== AIM OF THE TASK ==
Every line of the material is to be quoted verbatim, minus the pictures.
━━━━━━━━━━━━━━━━━━━━
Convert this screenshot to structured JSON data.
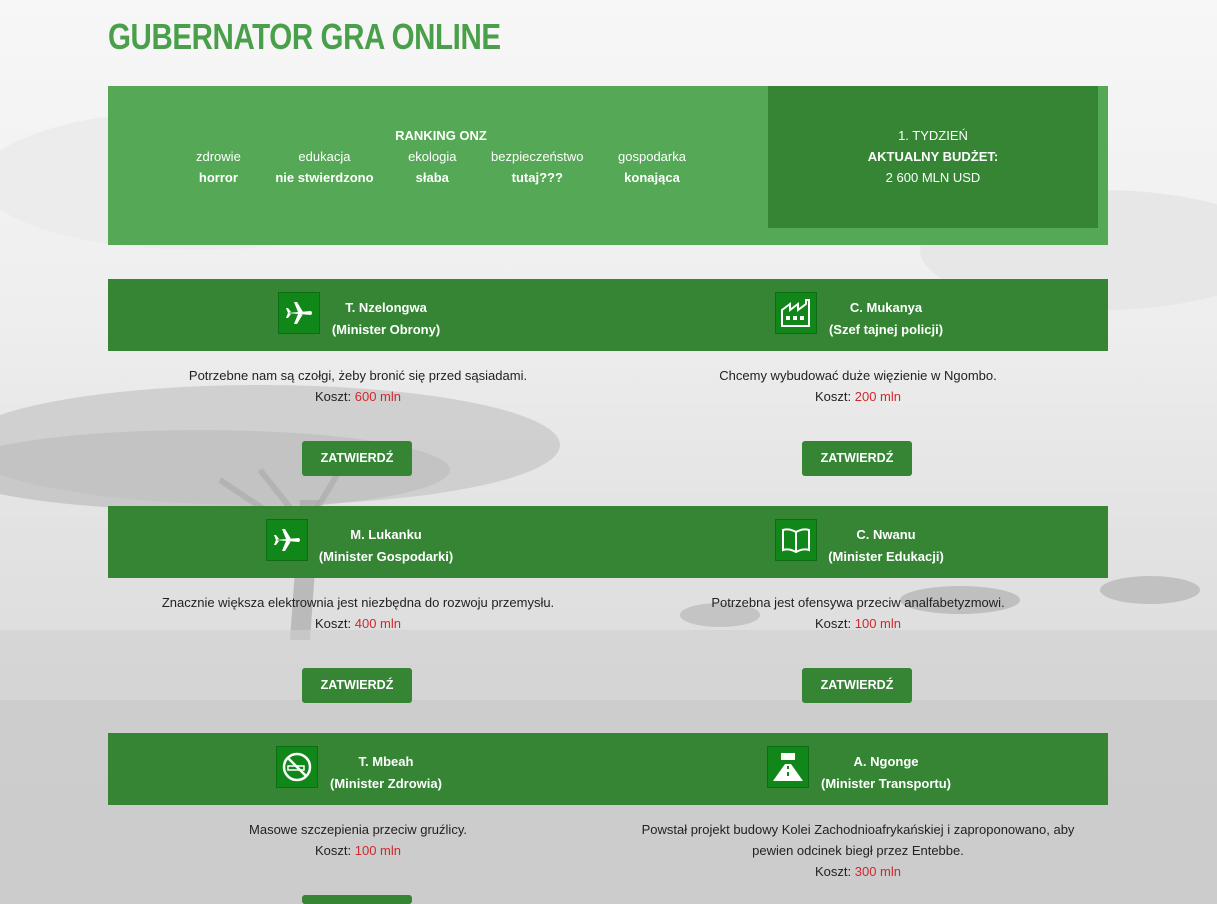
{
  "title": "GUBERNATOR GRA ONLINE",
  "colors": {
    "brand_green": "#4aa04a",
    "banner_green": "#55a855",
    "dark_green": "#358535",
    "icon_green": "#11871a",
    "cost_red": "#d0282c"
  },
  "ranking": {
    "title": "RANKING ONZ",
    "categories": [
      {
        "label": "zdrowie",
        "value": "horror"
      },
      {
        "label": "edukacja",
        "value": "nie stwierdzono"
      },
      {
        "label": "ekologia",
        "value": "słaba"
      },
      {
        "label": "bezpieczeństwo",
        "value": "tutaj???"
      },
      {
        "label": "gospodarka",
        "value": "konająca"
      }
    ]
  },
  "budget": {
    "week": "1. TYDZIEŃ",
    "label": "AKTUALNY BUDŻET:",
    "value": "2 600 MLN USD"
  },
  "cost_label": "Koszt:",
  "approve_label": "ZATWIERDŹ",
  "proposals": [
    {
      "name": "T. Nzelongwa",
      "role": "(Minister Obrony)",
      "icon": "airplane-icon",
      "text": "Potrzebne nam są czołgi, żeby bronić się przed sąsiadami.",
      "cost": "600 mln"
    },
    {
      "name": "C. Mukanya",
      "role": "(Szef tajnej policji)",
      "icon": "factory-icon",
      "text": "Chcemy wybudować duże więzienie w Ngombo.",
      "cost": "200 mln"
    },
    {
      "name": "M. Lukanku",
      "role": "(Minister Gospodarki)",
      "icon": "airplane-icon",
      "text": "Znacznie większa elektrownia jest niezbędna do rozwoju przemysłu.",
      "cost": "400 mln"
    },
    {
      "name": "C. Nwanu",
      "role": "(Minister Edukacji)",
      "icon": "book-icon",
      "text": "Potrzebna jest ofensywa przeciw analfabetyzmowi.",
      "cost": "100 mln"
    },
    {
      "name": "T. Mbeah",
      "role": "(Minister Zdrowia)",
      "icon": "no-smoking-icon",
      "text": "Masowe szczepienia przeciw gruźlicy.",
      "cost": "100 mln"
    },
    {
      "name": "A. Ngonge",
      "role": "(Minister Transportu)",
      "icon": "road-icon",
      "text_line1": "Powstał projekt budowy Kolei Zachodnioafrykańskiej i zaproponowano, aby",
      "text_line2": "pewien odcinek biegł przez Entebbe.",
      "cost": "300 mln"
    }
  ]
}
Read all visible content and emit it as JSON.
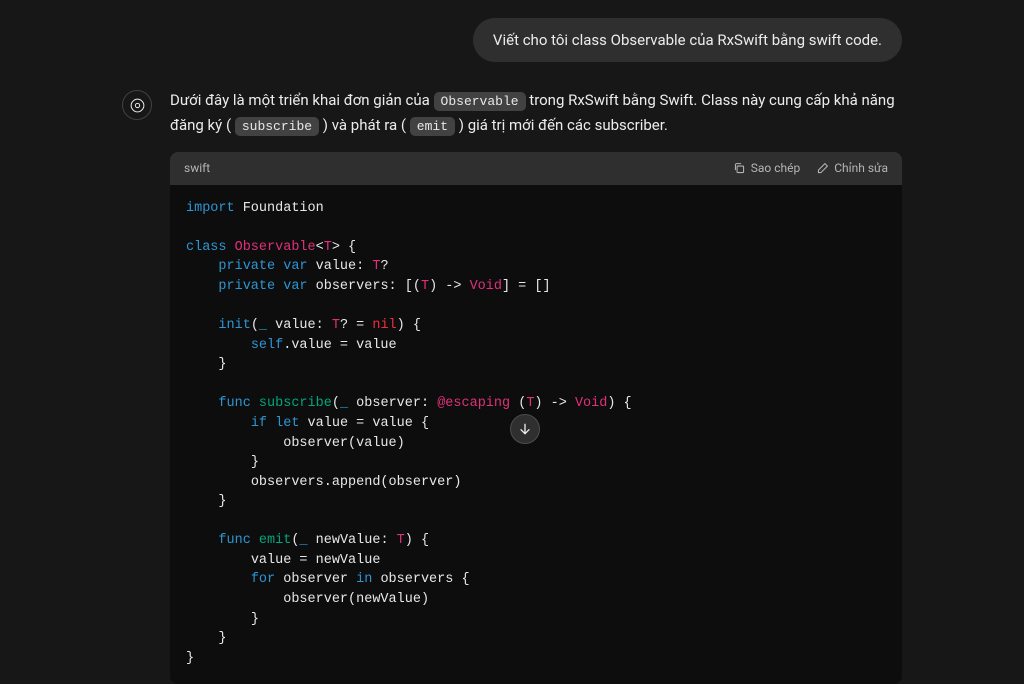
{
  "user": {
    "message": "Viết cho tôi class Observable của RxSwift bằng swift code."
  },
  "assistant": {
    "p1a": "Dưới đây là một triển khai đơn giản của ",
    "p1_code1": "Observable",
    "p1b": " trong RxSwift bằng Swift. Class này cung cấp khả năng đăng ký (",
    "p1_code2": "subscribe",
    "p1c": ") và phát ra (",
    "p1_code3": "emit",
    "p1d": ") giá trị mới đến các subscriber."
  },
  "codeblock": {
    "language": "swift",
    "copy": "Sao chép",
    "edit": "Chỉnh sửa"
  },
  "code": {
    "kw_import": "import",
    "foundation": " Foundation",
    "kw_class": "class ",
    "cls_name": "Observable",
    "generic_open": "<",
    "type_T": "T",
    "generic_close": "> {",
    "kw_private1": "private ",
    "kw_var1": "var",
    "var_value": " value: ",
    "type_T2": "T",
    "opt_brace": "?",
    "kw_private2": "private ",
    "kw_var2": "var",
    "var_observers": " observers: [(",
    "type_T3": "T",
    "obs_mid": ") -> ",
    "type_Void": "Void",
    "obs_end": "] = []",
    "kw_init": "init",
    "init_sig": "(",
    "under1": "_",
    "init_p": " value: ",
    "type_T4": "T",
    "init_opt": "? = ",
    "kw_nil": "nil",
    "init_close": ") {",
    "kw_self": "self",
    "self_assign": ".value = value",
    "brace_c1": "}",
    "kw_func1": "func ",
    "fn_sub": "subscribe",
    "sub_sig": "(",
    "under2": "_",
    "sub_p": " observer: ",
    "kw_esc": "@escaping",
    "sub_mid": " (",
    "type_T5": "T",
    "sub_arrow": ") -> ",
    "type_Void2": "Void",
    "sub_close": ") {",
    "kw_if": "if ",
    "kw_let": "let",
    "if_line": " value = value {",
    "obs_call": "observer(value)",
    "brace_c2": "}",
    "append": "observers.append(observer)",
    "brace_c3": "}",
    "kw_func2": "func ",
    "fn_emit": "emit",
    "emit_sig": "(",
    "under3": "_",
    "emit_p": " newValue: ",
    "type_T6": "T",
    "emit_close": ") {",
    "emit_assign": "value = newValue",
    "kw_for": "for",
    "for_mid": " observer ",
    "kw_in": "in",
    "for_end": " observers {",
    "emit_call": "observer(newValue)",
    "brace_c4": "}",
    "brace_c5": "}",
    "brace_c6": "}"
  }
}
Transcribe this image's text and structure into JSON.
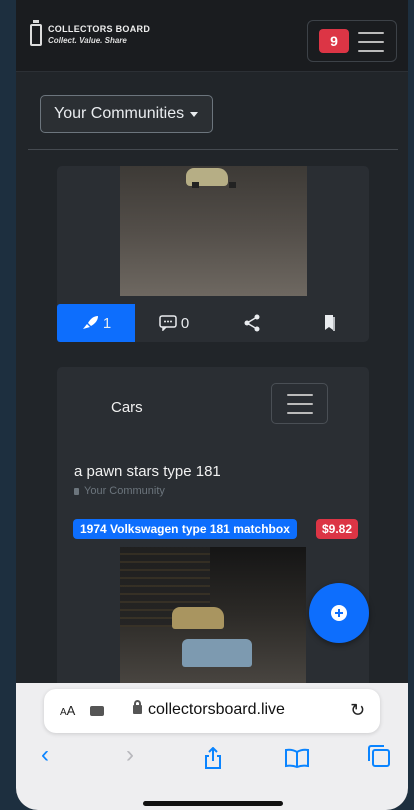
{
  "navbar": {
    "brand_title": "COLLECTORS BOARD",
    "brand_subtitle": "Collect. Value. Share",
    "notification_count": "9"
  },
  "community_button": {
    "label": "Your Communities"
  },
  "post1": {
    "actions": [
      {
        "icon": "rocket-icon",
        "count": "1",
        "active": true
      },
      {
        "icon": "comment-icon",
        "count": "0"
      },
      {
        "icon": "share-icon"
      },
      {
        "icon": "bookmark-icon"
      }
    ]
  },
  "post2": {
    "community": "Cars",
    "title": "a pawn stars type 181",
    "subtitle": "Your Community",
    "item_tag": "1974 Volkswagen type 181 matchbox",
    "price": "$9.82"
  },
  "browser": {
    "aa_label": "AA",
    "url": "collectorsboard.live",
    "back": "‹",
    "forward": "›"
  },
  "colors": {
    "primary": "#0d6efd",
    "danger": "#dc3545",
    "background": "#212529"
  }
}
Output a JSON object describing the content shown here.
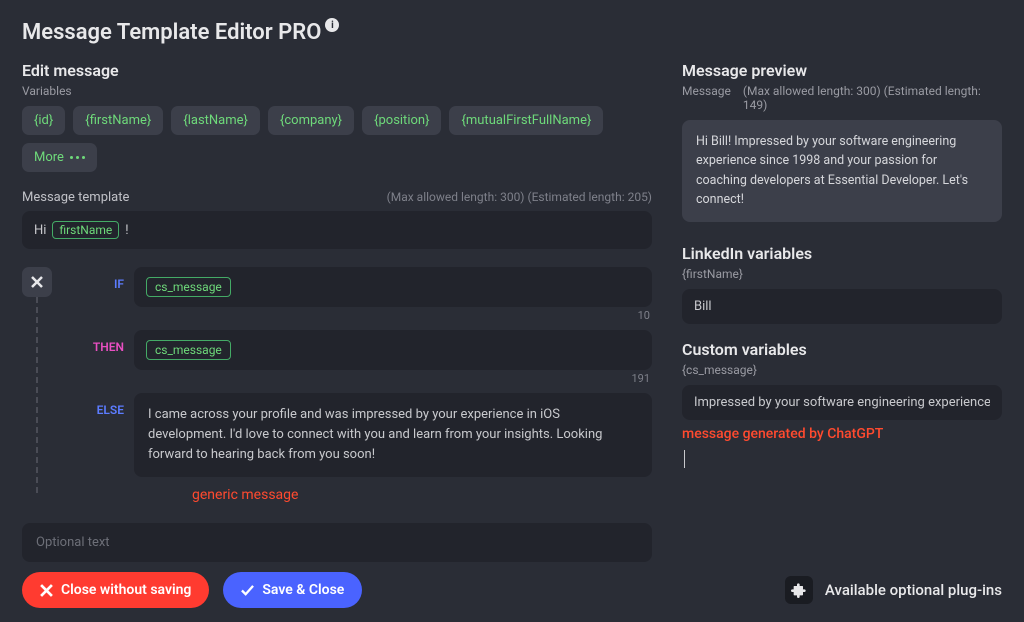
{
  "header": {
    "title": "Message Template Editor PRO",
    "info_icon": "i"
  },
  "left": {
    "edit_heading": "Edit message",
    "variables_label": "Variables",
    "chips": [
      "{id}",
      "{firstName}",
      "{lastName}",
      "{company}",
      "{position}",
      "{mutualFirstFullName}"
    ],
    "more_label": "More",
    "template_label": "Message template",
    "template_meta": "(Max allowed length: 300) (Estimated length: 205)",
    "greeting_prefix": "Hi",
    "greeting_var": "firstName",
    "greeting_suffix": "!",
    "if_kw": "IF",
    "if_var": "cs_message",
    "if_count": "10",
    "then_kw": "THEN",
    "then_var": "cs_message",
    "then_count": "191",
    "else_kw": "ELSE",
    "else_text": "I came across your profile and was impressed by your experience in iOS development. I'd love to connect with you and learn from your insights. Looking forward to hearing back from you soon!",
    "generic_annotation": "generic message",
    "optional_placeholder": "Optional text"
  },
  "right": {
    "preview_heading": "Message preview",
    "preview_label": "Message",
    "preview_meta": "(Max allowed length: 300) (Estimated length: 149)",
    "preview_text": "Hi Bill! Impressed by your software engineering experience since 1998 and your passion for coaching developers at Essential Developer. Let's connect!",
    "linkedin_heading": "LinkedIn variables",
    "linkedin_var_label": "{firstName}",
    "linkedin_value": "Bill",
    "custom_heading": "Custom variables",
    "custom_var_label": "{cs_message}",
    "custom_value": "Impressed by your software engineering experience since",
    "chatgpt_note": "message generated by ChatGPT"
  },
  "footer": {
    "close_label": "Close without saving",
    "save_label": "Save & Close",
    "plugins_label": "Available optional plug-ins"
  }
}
━━━━━━━━━━━━━━━━━━━━
== REPLY ==
Convert this screenshot to structured JSON data.
{
  "title": "GUBERNATOR GRA ONLINE",
  "colors": {
    "brand_green": "#4aa04a",
    "banner_green": "#55a855",
    "dark_green": "#358535",
    "icon_green": "#11871a",
    "cost_red": "#d0282c"
  },
  "ranking": {
    "title": "RANKING ONZ",
    "categories": [
      {
        "label": "zdrowie",
        "value": "horror"
      },
      {
        "label": "edukacja",
        "value": "nie stwierdzono"
      },
      {
        "label": "ekologia",
        "value": "słaba"
      },
      {
        "label": "bezpieczeństwo",
        "value": "tutaj???"
      },
      {
        "label": "gospodarka",
        "value": "konająca"
      }
    ]
  },
  "budget": {
    "week": "1. TYDZIEŃ",
    "label": "AKTUALNY BUDŻET:",
    "value": "2 600 MLN USD"
  },
  "cost_label": "Koszt:",
  "approve_label": "ZATWIERDŹ",
  "proposals": [
    {
      "name": "T. Nzelongwa",
      "role": "(Minister Obrony)",
      "icon": "airplane-icon",
      "text": "Potrzebne nam są czołgi, żeby bronić się przed sąsiadami.",
      "cost": "600 mln"
    },
    {
      "name": "C. Mukanya",
      "role": "(Szef tajnej policji)",
      "icon": "factory-icon",
      "text": "Chcemy wybudować duże więzienie w Ngombo.",
      "cost": "200 mln"
    },
    {
      "name": "M. Lukanku",
      "role": "(Minister Gospodarki)",
      "icon": "airplane-icon",
      "text": "Znacznie większa elektrownia jest niezbędna do rozwoju przemysłu.",
      "cost": "400 mln"
    },
    {
      "name": "C. Nwanu",
      "role": "(Minister Edukacji)",
      "icon": "book-icon",
      "text": "Potrzebna jest ofensywa przeciw analfabetyzmowi.",
      "cost": "100 mln"
    },
    {
      "name": "T. Mbeah",
      "role": "(Minister Zdrowia)",
      "icon": "no-smoking-icon",
      "text": "Masowe szczepienia przeciw gruźlicy.",
      "cost": "100 mln"
    },
    {
      "name": "A. Ngonge",
      "role": "(Minister Transportu)",
      "icon": "road-icon",
      "text_line1": "Powstał projekt budowy Kolei Zachodnioafrykańskiej i zaproponowano, aby",
      "text_line2": "pewien odcinek biegł przez Entebbe.",
      "cost": "300 mln"
    }
  ]
}
Read all visible content and emit it as JSON.
{
  "user": {
    "message": "Viết cho tôi class Observable của RxSwift bằng swift code."
  },
  "assistant": {
    "p1a": "Dưới đây là một triển khai đơn giản của ",
    "p1_code1": "Observable",
    "p1b": " trong RxSwift bằng Swift. Class này cung cấp khả năng đăng ký (",
    "p1_code2": "subscribe",
    "p1c": ") và phát ra (",
    "p1_code3": "emit",
    "p1d": ") giá trị mới đến các subscriber."
  },
  "codeblock": {
    "language": "swift",
    "copy": "Sao chép",
    "edit": "Chỉnh sửa"
  },
  "code": {
    "kw_import": "import",
    "foundation": " Foundation",
    "kw_class": "class ",
    "cls_name": "Observable",
    "generic_open": "<",
    "type_T": "T",
    "generic_close": "> {",
    "kw_private1": "private ",
    "kw_var1": "var",
    "var_value": " value: ",
    "type_T2": "T",
    "opt_brace": "?",
    "kw_private2": "private ",
    "kw_var2": "var",
    "var_observers": " observers: [(",
    "type_T3": "T",
    "obs_mid": ") -> ",
    "type_Void": "Void",
    "obs_end": "] = []",
    "kw_init": "init",
    "init_sig": "(",
    "under1": "_",
    "init_p": " value: ",
    "type_T4": "T",
    "init_opt": "? = ",
    "kw_nil": "nil",
    "init_close": ") {",
    "kw_self": "self",
    "self_assign": ".value = value",
    "brace_c1": "}",
    "kw_func1": "func ",
    "fn_sub": "subscribe",
    "sub_sig": "(",
    "under2": "_",
    "sub_p": " observer: ",
    "kw_esc": "@escaping",
    "sub_mid": " (",
    "type_T5": "T",
    "sub_arrow": ") -> ",
    "type_Void2": "Void",
    "sub_close": ") {",
    "kw_if": "if ",
    "kw_let": "let",
    "if_line": " value = value {",
    "obs_call": "observer(value)",
    "brace_c2": "}",
    "append": "observers.append(observer)",
    "brace_c3": "}",
    "kw_func2": "func ",
    "fn_emit": "emit",
    "emit_sig": "(",
    "under3": "_",
    "emit_p": " newValue: ",
    "type_T6": "T",
    "emit_close": ") {",
    "emit_assign": "value = newValue",
    "kw_for": "for",
    "for_mid": " observer ",
    "kw_in": "in",
    "for_end": " observers {",
    "emit_call": "observer(newValue)",
    "brace_c4": "}",
    "brace_c5": "}",
    "brace_c6": "}"
  }
}
Transcribe this image's text and structure into JSON.
{
  "navbar": {
    "brand_title": "COLLECTORS BOARD",
    "brand_subtitle": "Collect. Value. Share",
    "notification_count": "9"
  },
  "community_button": {
    "label": "Your Communities"
  },
  "post1": {
    "actions": [
      {
        "icon": "rocket-icon",
        "count": "1",
        "active": true
      },
      {
        "icon": "comment-icon",
        "count": "0"
      },
      {
        "icon": "share-icon"
      },
      {
        "icon": "bookmark-icon"
      }
    ]
  },
  "post2": {
    "community": "Cars",
    "title": "a pawn stars type 181",
    "subtitle": "Your Community",
    "item_tag": "1974 Volkswagen type 181 matchbox",
    "price": "$9.82"
  },
  "browser": {
    "aa_label": "AA",
    "url": "collectorsboard.live",
    "back": "‹",
    "forward": "›"
  },
  "colors": {
    "primary": "#0d6efd",
    "danger": "#dc3545",
    "background": "#212529"
  }
}
Output a JSON object describing the content shown here.
{
  "header": {
    "title": "Message Template Editor PRO",
    "info_icon": "i"
  },
  "left": {
    "edit_heading": "Edit message",
    "variables_label": "Variables",
    "chips": [
      "{id}",
      "{firstName}",
      "{lastName}",
      "{company}",
      "{position}",
      "{mutualFirstFullName}"
    ],
    "more_label": "More",
    "template_label": "Message template",
    "template_meta": "(Max allowed length: 300) (Estimated length: 205)",
    "greeting_prefix": "Hi",
    "greeting_var": "firstName",
    "greeting_suffix": "!",
    "if_kw": "IF",
    "if_var": "cs_message",
    "if_count": "10",
    "then_kw": "THEN",
    "then_var": "cs_message",
    "then_count": "191",
    "else_kw": "ELSE",
    "else_text": "I came across your profile and was impressed by your experience in iOS development. I'd love to connect with you and learn from your insights. Looking forward to hearing back from you soon!",
    "generic_annotation": "generic message",
    "optional_placeholder": "Optional text"
  },
  "right": {
    "preview_heading": "Message preview",
    "preview_label": "Message",
    "preview_meta": "(Max allowed length: 300) (Estimated length: 149)",
    "preview_text": "Hi Bill! Impressed by your software engineering experience since 1998 and your passion for coaching developers at Essential Developer. Let's connect!",
    "linkedin_heading": "LinkedIn variables",
    "linkedin_var_label": "{firstName}",
    "linkedin_value": "Bill",
    "custom_heading": "Custom variables",
    "custom_var_label": "{cs_message}",
    "custom_value": "Impressed by your software engineering experience since",
    "chatgpt_note": "message generated by ChatGPT"
  },
  "footer": {
    "close_label": "Close without saving",
    "save_label": "Save & Close",
    "plugins_label": "Available optional plug-ins"
  }
}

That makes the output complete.